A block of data
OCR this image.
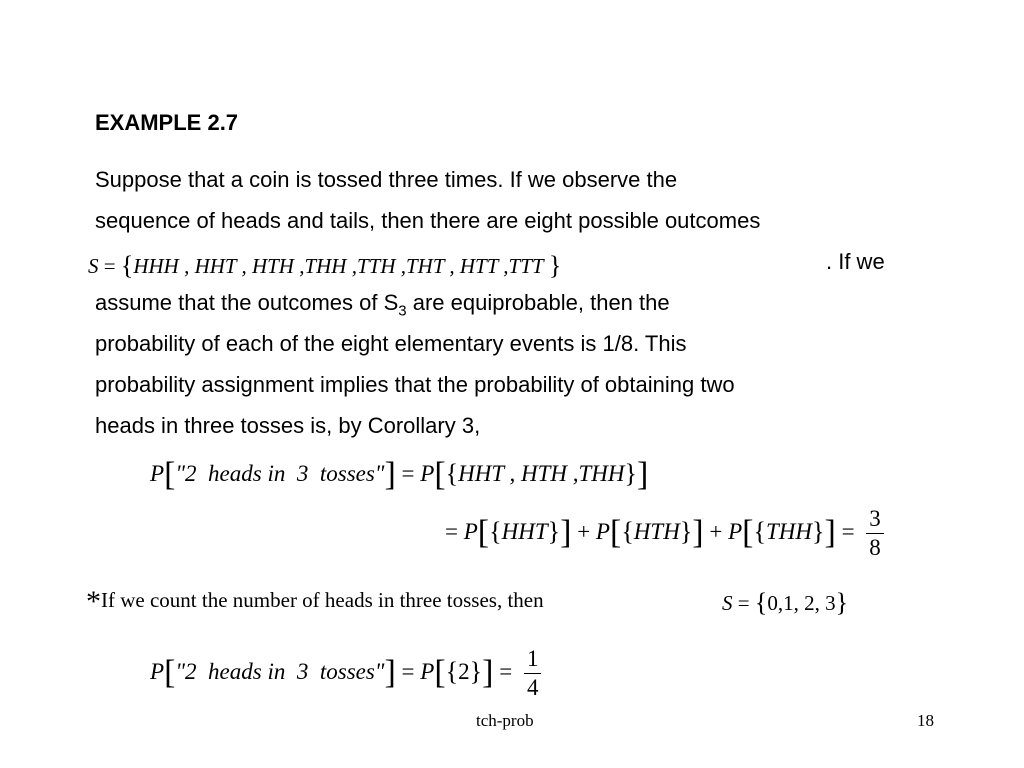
EXAMPLE 2.7
Suppose that a coin is tossed three times. If we observe the
sequence of heads and tails, then there are eight possible outcomes
S = {HHH , HHT , HTH ,THH ,TTH ,THT , HTT ,TTT }	. If we
assume that the outcomes of $S_3$ are equiprobable, then the
probability of each of the eight elementary events is 1/8. This
probability assignment implies that the probability of obtaining two
heads in three tosses is, by Corollary 3,
P["2  heads in  3  tosses"] = P[{HHT , HTH ,THH}]
= $P[\{HHT\}] + P[\{HTH\}] + P[\{THH\}] = \frac{3}{8}$
*If we count the number of heads in three tosses, then	S = {0,1, 2, 3}
P["2  heads in  3  tosses"] = $P[\{2\}] = \frac{1}{4}$
tch-prob	18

DO THIS
Without including any picture, retype the entries exactly.

ANSWER FOR THE TASK
OCR this image.
EXAMPLE 2.7
Suppose that a coin is tossed three times. If we observe the
sequence of heads and tails, then there are eight possible outcomes
S = {HHH , HHT , HTH ,THH ,TTH ,THT , HTT ,TTT }	. If we
assume that the outcomes of $S_3$ are equiprobable, then the
probability of each of the eight elementary events is 1/8. This
probability assignment implies that the probability of obtaining two
heads in three tosses is, by Corollary 3,
P["2  heads in  3  tosses"] = P[{HHT , HTH ,THH}]
= $P[\{HHT\}] + P[\{HTH\}] + P[\{THH\}] = \frac{3}{8}$
*If we count the number of heads in three tosses, then	S = {0,1, 2, 3}
P["2  heads in  3  tosses"] = $P[\{2\}] = \frac{1}{4}$
tch-prob	18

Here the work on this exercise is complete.